### OBJECTIVE
In your copy, leave out the pictures and repeat the entries below exactly.

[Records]
— START —

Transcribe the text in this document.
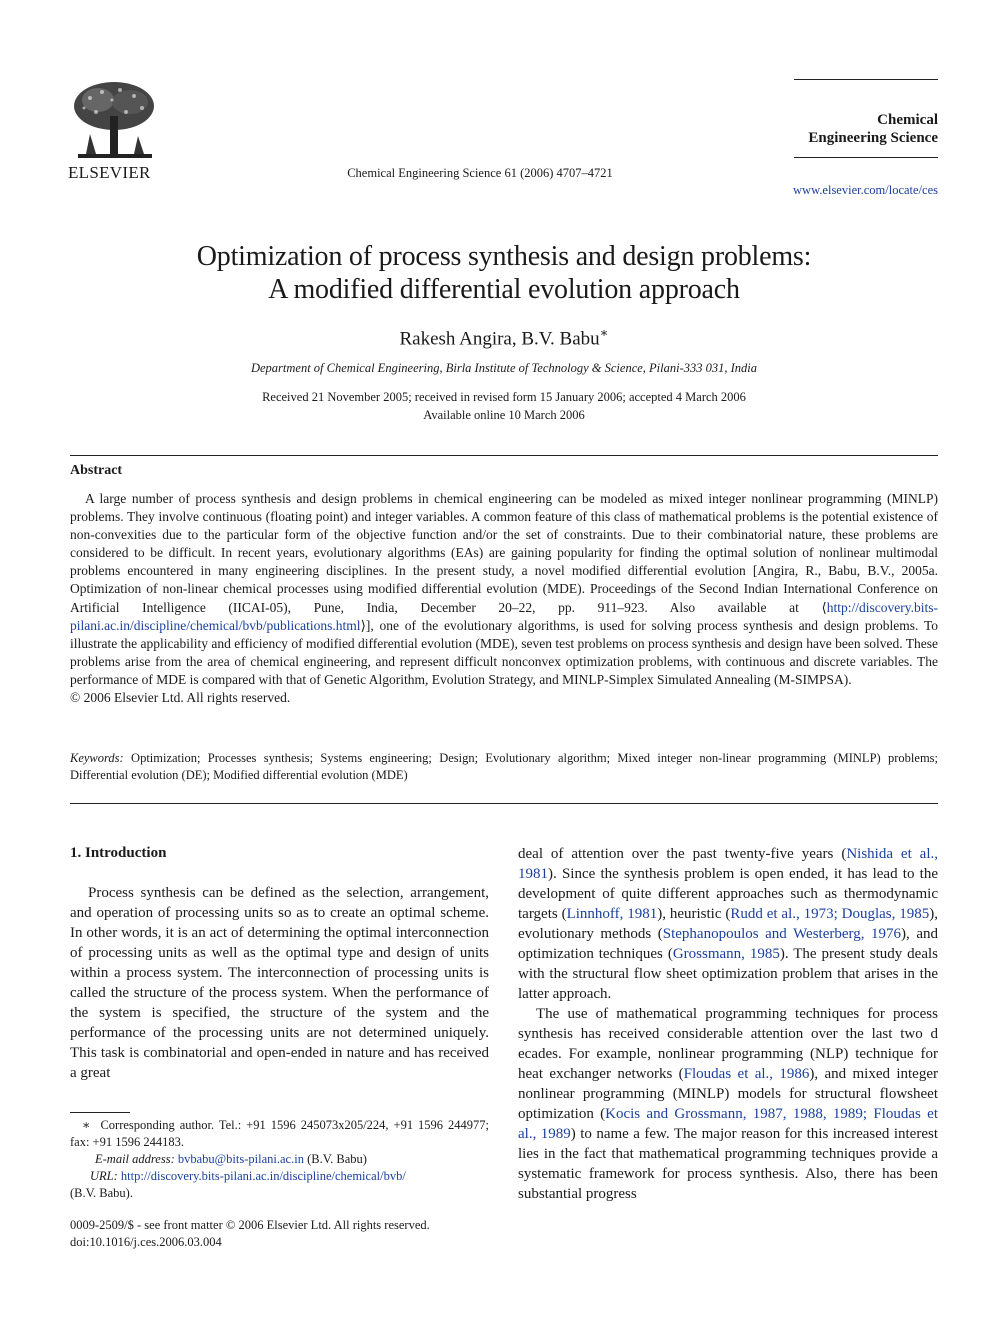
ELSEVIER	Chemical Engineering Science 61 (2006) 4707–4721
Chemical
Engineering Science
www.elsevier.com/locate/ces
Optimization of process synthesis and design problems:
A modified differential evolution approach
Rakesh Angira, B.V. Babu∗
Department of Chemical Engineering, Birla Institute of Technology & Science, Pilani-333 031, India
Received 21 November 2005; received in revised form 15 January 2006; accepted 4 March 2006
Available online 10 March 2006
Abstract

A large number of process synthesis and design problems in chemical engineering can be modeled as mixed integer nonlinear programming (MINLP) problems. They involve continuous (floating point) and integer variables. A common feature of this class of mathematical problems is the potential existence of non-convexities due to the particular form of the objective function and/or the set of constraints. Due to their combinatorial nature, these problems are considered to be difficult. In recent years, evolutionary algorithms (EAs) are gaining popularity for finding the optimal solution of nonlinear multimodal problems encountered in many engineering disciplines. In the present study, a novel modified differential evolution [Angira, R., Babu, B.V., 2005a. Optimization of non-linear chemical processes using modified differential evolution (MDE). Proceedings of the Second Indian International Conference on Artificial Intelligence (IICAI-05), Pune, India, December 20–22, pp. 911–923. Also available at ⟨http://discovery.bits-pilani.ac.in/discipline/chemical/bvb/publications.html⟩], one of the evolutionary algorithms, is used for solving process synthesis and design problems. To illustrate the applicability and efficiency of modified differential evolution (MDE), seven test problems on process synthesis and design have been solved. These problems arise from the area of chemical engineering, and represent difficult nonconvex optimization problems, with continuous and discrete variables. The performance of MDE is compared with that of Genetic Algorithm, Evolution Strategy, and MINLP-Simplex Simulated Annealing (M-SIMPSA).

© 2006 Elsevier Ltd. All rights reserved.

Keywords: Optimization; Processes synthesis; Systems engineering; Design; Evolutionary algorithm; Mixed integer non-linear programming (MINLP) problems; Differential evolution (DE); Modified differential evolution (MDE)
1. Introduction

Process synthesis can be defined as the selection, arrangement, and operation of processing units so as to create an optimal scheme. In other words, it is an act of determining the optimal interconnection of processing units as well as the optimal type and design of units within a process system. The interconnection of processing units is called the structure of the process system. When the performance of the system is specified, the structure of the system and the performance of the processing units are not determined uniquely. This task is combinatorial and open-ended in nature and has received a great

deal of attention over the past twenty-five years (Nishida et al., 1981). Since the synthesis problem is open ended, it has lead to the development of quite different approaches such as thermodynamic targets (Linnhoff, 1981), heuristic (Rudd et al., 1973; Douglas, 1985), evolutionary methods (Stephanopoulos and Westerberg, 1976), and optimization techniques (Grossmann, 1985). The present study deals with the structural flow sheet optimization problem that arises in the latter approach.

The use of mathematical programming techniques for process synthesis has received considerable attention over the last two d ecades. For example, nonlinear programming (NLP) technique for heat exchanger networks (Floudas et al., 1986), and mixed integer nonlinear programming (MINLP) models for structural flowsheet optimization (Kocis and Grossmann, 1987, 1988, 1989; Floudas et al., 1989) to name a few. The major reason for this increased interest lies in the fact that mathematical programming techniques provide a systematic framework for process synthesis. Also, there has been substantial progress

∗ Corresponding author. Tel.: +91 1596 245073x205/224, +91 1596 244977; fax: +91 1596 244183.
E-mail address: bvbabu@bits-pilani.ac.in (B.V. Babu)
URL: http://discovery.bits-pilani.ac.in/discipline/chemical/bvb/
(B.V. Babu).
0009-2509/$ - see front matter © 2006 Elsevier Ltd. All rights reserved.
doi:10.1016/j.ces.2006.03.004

— END —

### COMPLETED EXERCISE
Transcribe the text in this document.
ELSEVIER	Chemical Engineering Science 61 (2006) 4707–4721
Chemical
Engineering Science
www.elsevier.com/locate/ces
Optimization of process synthesis and design problems:
A modified differential evolution approach
Rakesh Angira, B.V. Babu∗
Department of Chemical Engineering, Birla Institute of Technology & Science, Pilani-333 031, India
Received 21 November 2005; received in revised form 15 January 2006; accepted 4 March 2006
Available online 10 March 2006
Abstract

A large number of process synthesis and design problems in chemical engineering can be modeled as mixed integer nonlinear programming (MINLP) problems. They involve continuous (floating point) and integer variables. A common feature of this class of mathematical problems is the potential existence of non-convexities due to the particular form of the objective function and/or the set of constraints. Due to their combinatorial nature, these problems are considered to be difficult. In recent years, evolutionary algorithms (EAs) are gaining popularity for finding the optimal solution of nonlinear multimodal problems encountered in many engineering disciplines. In the present study, a novel modified differential evolution [Angira, R., Babu, B.V., 2005a. Optimization of non-linear chemical processes using modified differential evolution (MDE). Proceedings of the Second Indian International Conference on Artificial Intelligence (IICAI-05), Pune, India, December 20–22, pp. 911–923. Also available at ⟨http://discovery.bits-pilani.ac.in/discipline/chemical/bvb/publications.html⟩], one of the evolutionary algorithms, is used for solving process synthesis and design problems. To illustrate the applicability and efficiency of modified differential evolution (MDE), seven test problems on process synthesis and design have been solved. These problems arise from the area of chemical engineering, and represent difficult nonconvex optimization problems, with continuous and discrete variables. The performance of MDE is compared with that of Genetic Algorithm, Evolution Strategy, and MINLP-Simplex Simulated Annealing (M-SIMPSA).

© 2006 Elsevier Ltd. All rights reserved.

Keywords: Optimization; Processes synthesis; Systems engineering; Design; Evolutionary algorithm; Mixed integer non-linear programming (MINLP) problems; Differential evolution (DE); Modified differential evolution (MDE)
1. Introduction

Process synthesis can be defined as the selection, arrangement, and operation of processing units so as to create an optimal scheme. In other words, it is an act of determining the optimal interconnection of processing units as well as the optimal type and design of units within a process system. The interconnection of processing units is called the structure of the process system. When the performance of the system is specified, the structure of the system and the performance of the processing units are not determined uniquely. This task is combinatorial and open-ended in nature and has received a great

deal of attention over the past twenty-five years (Nishida et al., 1981). Since the synthesis problem is open ended, it has lead to the development of quite different approaches such as thermodynamic targets (Linnhoff, 1981), heuristic (Rudd et al., 1973; Douglas, 1985), evolutionary methods (Stephanopoulos and Westerberg, 1976), and optimization techniques (Grossmann, 1985). The present study deals with the structural flow sheet optimization problem that arises in the latter approach.

The use of mathematical programming techniques for process synthesis has received considerable attention over the last two d ecades. For example, nonlinear programming (NLP) technique for heat exchanger networks (Floudas et al., 1986), and mixed integer nonlinear programming (MINLP) models for structural flowsheet optimization (Kocis and Grossmann, 1987, 1988, 1989; Floudas et al., 1989) to name a few. The major reason for this increased interest lies in the fact that mathematical programming techniques provide a systematic framework for process synthesis. Also, there has been substantial progress

∗ Corresponding author. Tel.: +91 1596 245073x205/224, +91 1596 244977; fax: +91 1596 244183.
E-mail address: bvbabu@bits-pilani.ac.in (B.V. Babu)
URL: http://discovery.bits-pilani.ac.in/discipline/chemical/bvb/
(B.V. Babu).
0009-2509/$ - see front matter © 2006 Elsevier Ltd. All rights reserved.
doi:10.1016/j.ces.2006.03.004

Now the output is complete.